> **WRITTEN TASK**:
Copy each line below that contains "組み立ての際には".

[Start of THE DATA]

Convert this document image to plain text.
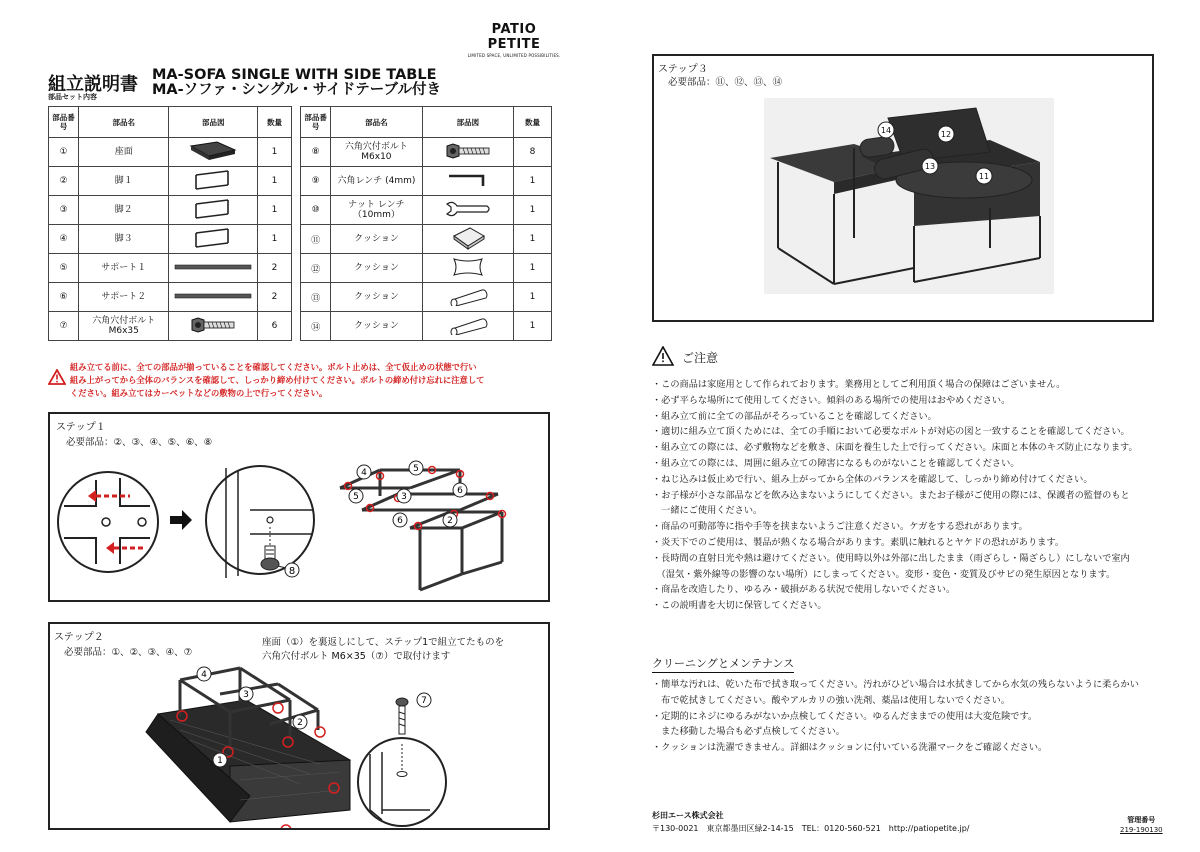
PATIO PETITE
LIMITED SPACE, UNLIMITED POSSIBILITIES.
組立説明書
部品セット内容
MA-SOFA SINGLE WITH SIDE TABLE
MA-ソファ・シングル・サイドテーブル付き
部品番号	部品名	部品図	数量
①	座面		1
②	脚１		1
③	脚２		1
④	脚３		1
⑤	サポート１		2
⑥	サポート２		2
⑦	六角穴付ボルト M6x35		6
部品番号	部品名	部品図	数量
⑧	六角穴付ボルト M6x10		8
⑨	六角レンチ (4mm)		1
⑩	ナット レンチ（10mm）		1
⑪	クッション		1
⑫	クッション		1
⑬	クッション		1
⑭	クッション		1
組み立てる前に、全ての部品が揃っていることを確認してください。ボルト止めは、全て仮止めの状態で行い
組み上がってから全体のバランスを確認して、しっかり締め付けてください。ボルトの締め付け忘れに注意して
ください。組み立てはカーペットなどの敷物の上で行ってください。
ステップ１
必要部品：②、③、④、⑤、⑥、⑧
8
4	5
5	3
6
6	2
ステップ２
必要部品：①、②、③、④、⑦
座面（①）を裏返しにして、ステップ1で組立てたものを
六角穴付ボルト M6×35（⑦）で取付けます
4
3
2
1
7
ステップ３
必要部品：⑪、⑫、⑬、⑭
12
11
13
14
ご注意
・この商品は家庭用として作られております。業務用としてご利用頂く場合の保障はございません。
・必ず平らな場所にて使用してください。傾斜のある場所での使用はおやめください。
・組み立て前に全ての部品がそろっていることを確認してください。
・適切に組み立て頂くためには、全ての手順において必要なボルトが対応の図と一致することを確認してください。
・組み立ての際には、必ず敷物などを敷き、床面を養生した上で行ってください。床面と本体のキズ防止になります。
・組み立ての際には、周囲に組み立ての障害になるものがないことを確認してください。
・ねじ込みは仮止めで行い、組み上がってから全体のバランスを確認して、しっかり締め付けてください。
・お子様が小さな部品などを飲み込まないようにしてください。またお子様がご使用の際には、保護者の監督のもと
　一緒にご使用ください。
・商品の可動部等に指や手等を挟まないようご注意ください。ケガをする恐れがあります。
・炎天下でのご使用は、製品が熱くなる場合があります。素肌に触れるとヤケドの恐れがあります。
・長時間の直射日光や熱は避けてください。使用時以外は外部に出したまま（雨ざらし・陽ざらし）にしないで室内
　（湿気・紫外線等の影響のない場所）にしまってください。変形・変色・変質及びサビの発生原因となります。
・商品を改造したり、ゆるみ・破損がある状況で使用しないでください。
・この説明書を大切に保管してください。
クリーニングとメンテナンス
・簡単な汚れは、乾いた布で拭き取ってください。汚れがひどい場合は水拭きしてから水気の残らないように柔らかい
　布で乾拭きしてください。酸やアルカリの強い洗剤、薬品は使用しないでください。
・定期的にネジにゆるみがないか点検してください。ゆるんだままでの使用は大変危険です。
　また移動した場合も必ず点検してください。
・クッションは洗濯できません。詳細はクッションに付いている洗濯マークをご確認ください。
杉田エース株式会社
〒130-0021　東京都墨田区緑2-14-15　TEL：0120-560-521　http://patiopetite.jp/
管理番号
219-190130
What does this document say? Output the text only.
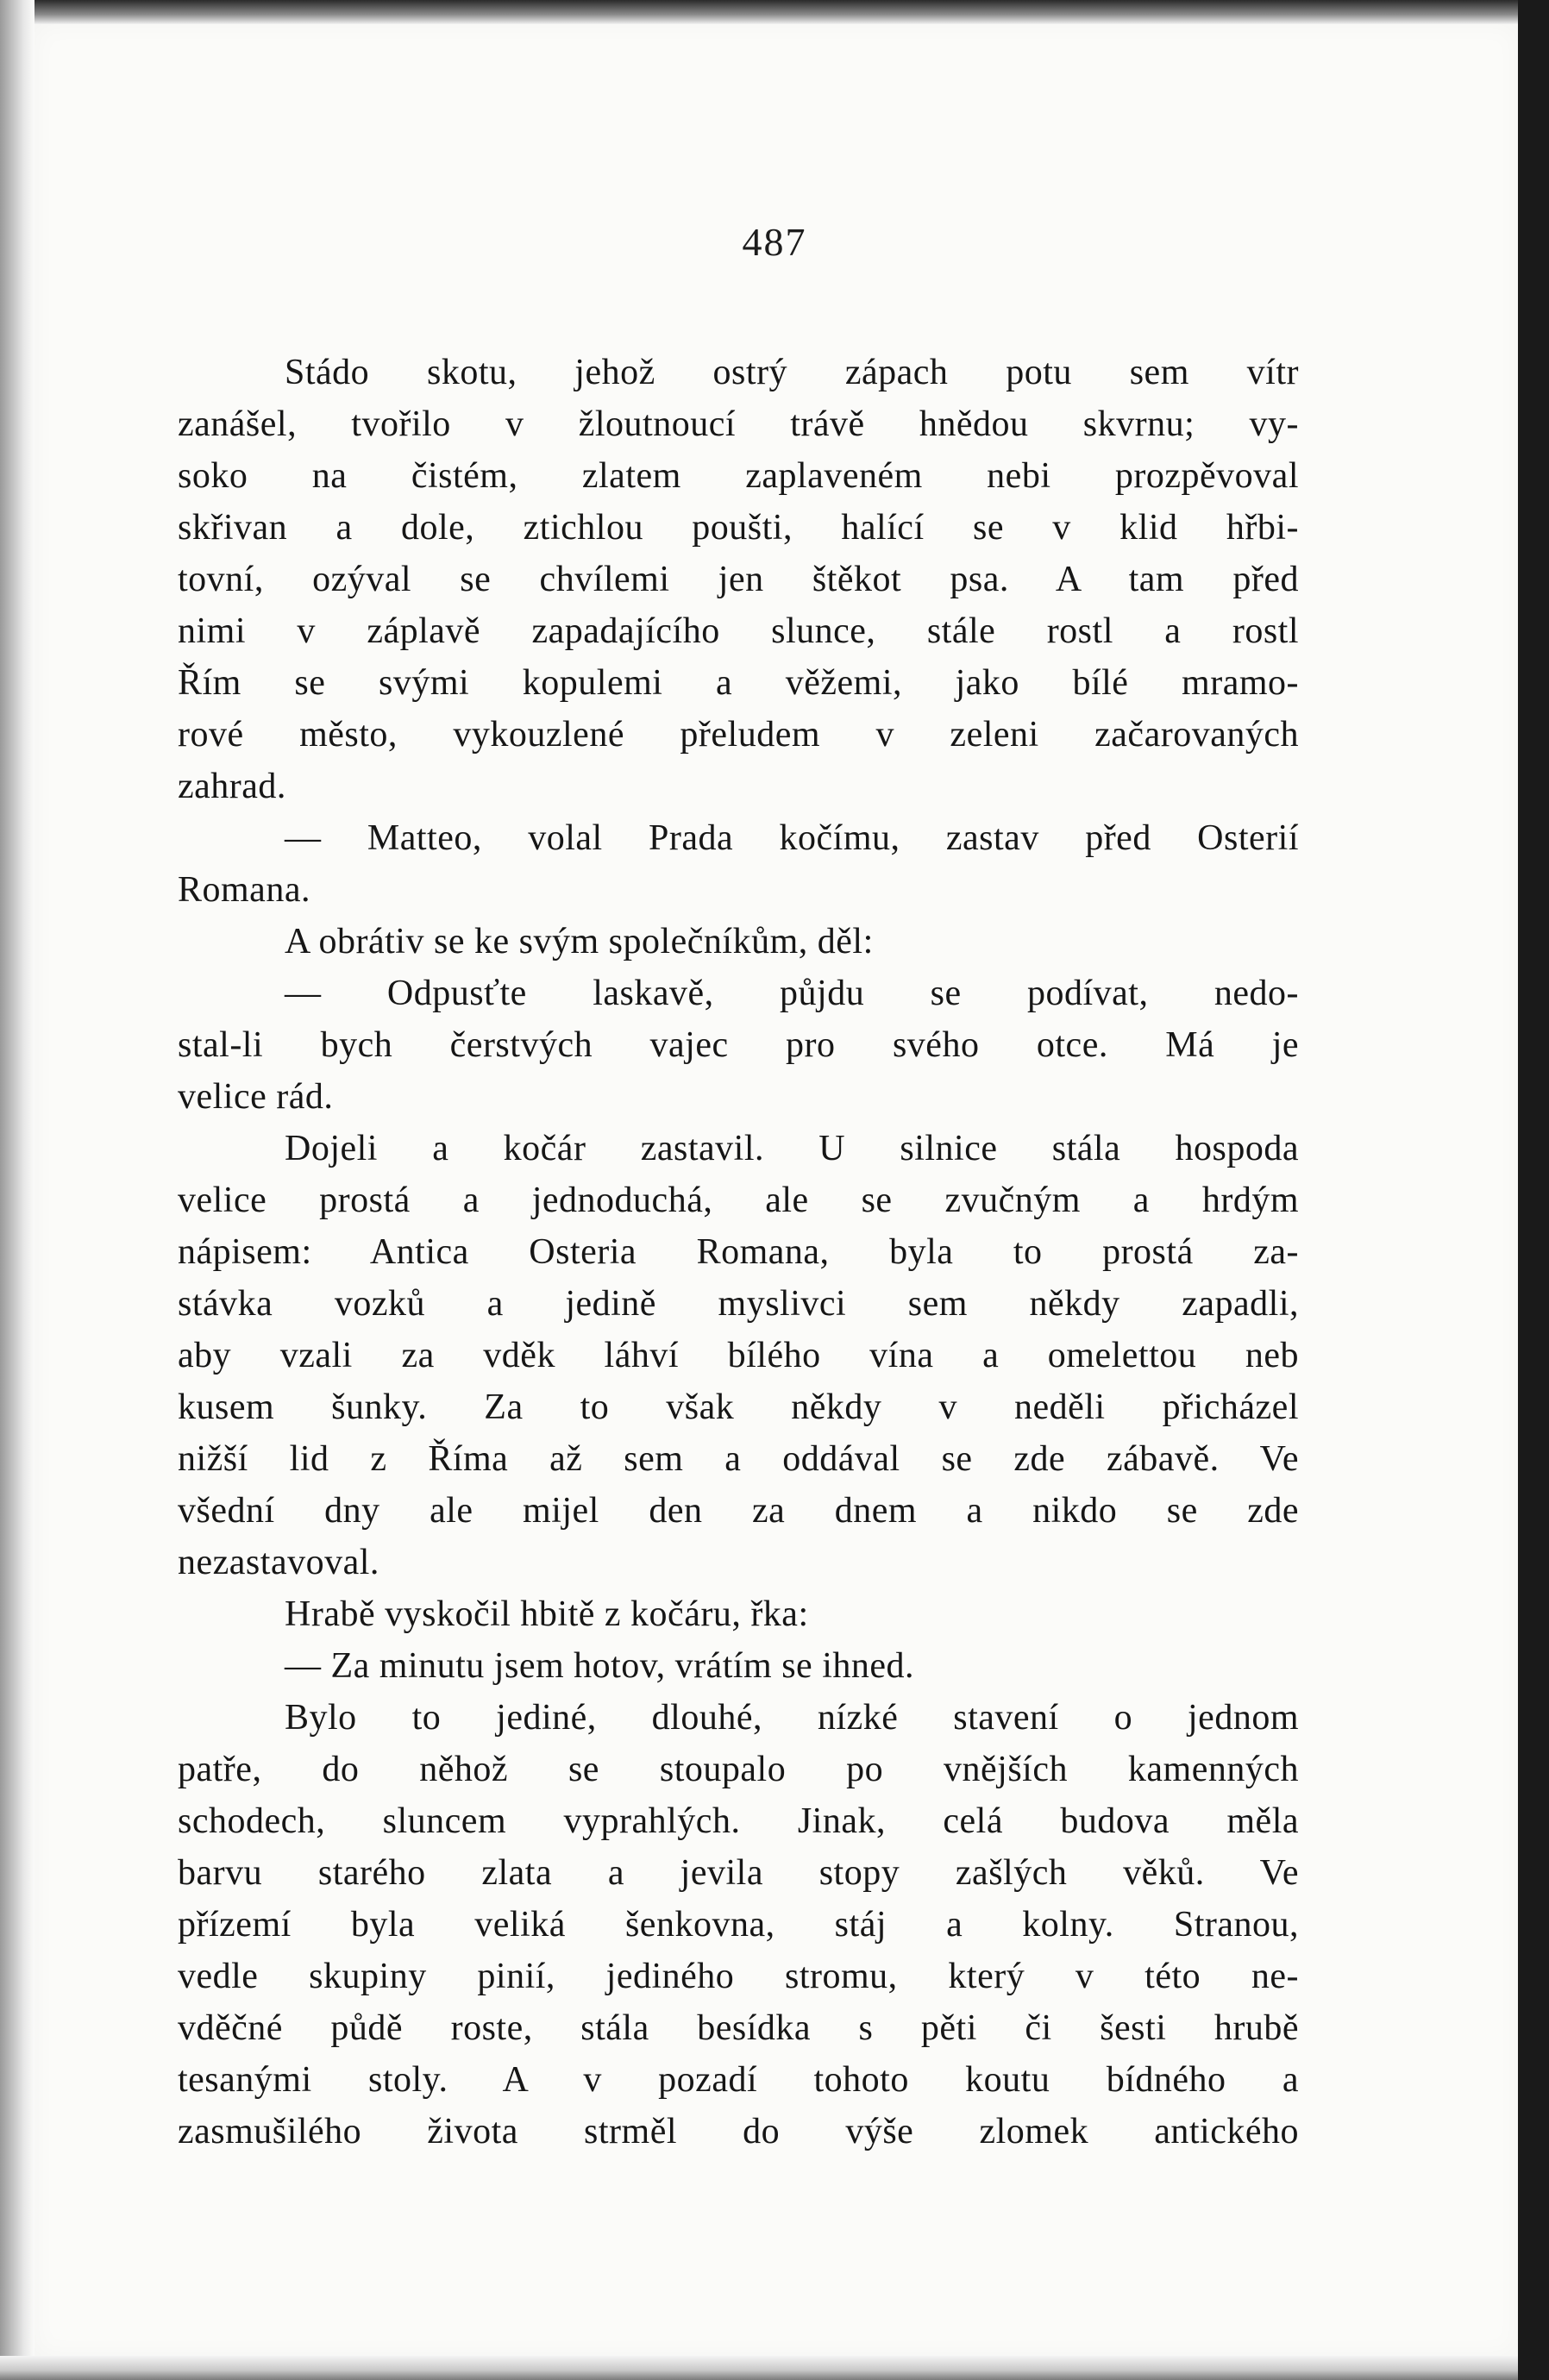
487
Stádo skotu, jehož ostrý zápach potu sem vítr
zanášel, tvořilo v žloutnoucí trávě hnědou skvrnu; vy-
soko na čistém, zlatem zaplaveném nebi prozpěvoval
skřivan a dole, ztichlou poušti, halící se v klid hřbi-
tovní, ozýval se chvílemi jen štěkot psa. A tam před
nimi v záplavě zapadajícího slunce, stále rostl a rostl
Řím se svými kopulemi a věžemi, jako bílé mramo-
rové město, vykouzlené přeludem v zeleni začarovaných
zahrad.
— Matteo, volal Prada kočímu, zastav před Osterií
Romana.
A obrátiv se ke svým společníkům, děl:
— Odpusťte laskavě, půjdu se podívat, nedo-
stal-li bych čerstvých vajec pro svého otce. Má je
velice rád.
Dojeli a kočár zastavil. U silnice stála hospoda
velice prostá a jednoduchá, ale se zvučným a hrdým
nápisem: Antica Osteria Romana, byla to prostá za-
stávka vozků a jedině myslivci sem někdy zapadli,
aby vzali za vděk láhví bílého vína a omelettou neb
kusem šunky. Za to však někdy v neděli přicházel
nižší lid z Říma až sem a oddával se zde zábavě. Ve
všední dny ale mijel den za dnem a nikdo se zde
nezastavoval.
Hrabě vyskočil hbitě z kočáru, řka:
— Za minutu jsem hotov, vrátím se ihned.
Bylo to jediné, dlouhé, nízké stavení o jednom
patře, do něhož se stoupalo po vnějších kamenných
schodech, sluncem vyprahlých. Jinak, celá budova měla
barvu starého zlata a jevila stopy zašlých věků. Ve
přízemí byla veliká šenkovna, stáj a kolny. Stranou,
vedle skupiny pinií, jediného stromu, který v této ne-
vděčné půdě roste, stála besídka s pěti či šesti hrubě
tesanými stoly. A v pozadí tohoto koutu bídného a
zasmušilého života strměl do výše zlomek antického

[End of THE DATA]

> **FINAL RESULT**:
・組み立ての際には、必ず敷物などを敷き、床面を養生した上で行ってください。床面と本体のキズ防止になります。
・組み立ての際には、周囲に組み立ての障害になるものがないことを確認してください。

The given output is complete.